SHORT PROBLEM: Pull out the lines from the one containing "Read this page and output its text content." through the final line of the listing below and repeat them exactly. Leave the pictures behind.

** START OF DATASET CONTENT **

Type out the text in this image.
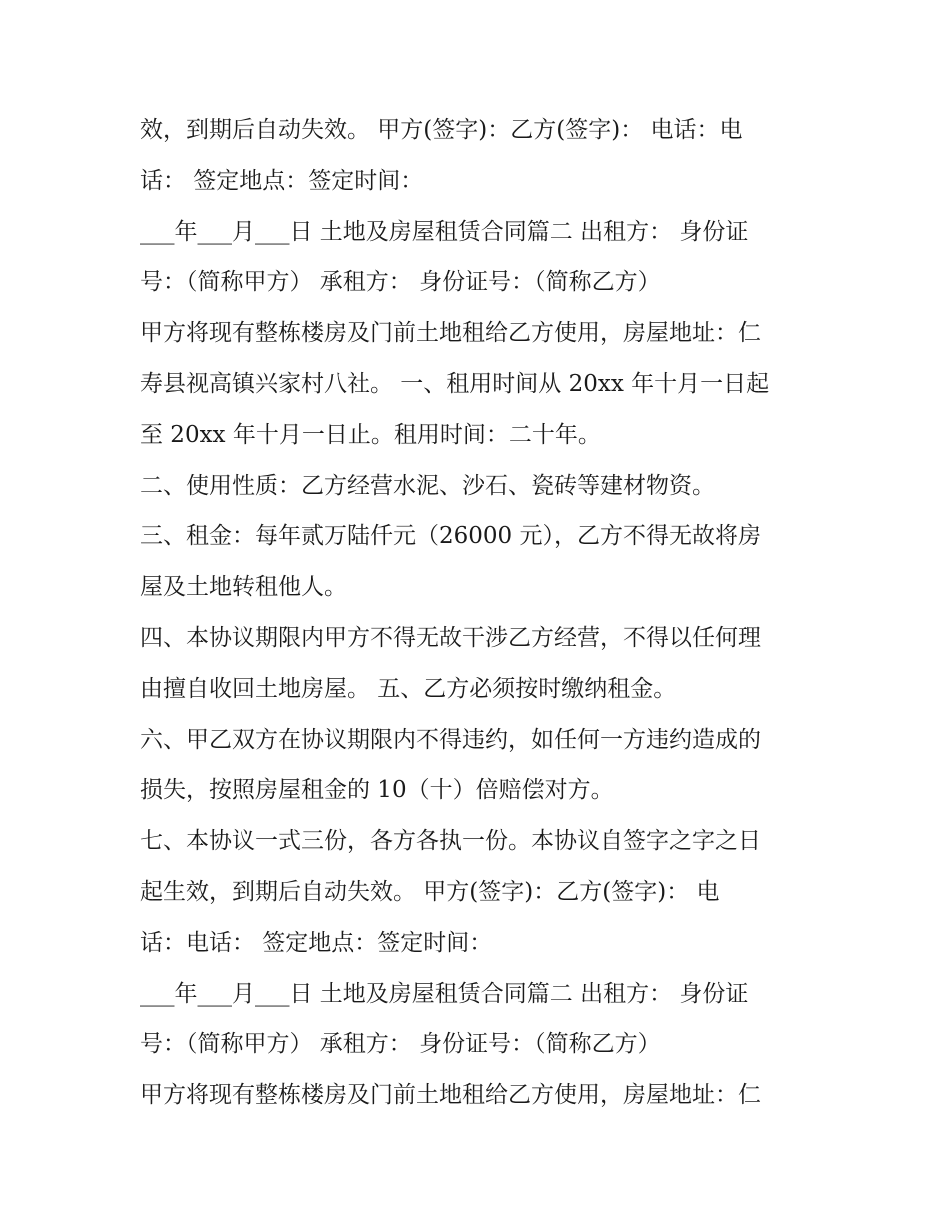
效，到期后自动失效。 甲方(签字)：乙方(签字)： 电话：电
话： 签定地点：签定时间：
___年___月___日 土地及房屋租赁合同篇二 出租方： 身份证
号：（简称甲方） 承租方： 身份证号：（简称乙方）
甲方将现有整栋楼房及门前土地租给乙方使用，房屋地址：仁
寿县视高镇兴家村八社。 一、租用时间从 20xx 年十月一日起
至 20xx 年十月一日止。租用时间：二十年。
二、使用性质：乙方经营水泥、沙石、瓷砖等建材物资。
三、租金：每年贰万陆仟元（26000 元），乙方不得无故将房
屋及土地转租他人。
四、本协议期限内甲方不得无故干涉乙方经营，不得以任何理
由擅自收回土地房屋。 五、乙方必须按时缴纳租金。
六、甲乙双方在协议期限内不得违约，如任何一方违约造成的
损失，按照房屋租金的 10（十）倍赔偿对方。
七、本协议一式三份，各方各执一份。本协议自签字之字之日
起生效，到期后自动失效。 甲方(签字)：乙方(签字)： 电
话：电话： 签定地点：签定时间：
___年___月___日 土地及房屋租赁合同篇二 出租方： 身份证
号：（简称甲方） 承租方： 身份证号：（简称乙方）
甲方将现有整栋楼房及门前土地租给乙方使用，房屋地址：仁
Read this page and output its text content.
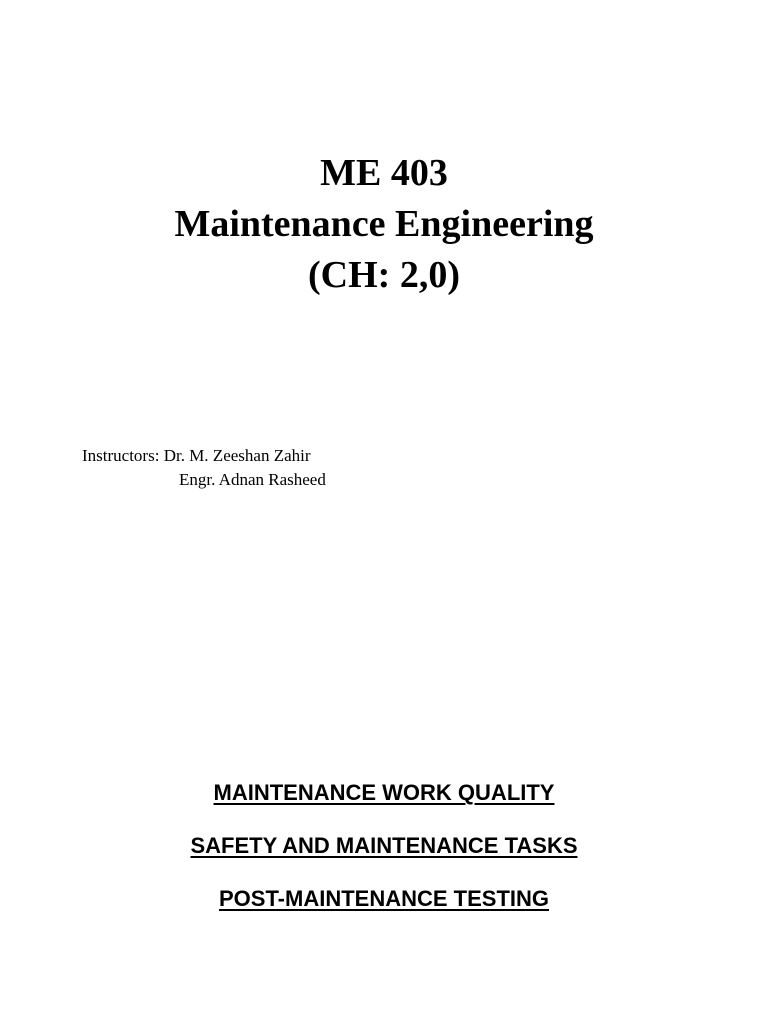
ME 403
Maintenance Engineering
(CH: 2,0)
Instructors: Dr. M. Zeeshan Zahir
Engr. Adnan Rasheed
MAINTENANCE WORK QUALITY
SAFETY AND MAINTENANCE TASKS
POST-MAINTENANCE TESTING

** END OF DATASET CONTENT **

TASK RESULT:
Read this page and output its text content.
ME 403
Maintenance Engineering
(CH: 2,0)
Instructors: Dr. M. Zeeshan Zahir
Engr. Adnan Rasheed
MAINTENANCE WORK QUALITY
SAFETY AND MAINTENANCE TASKS
POST-MAINTENANCE TESTING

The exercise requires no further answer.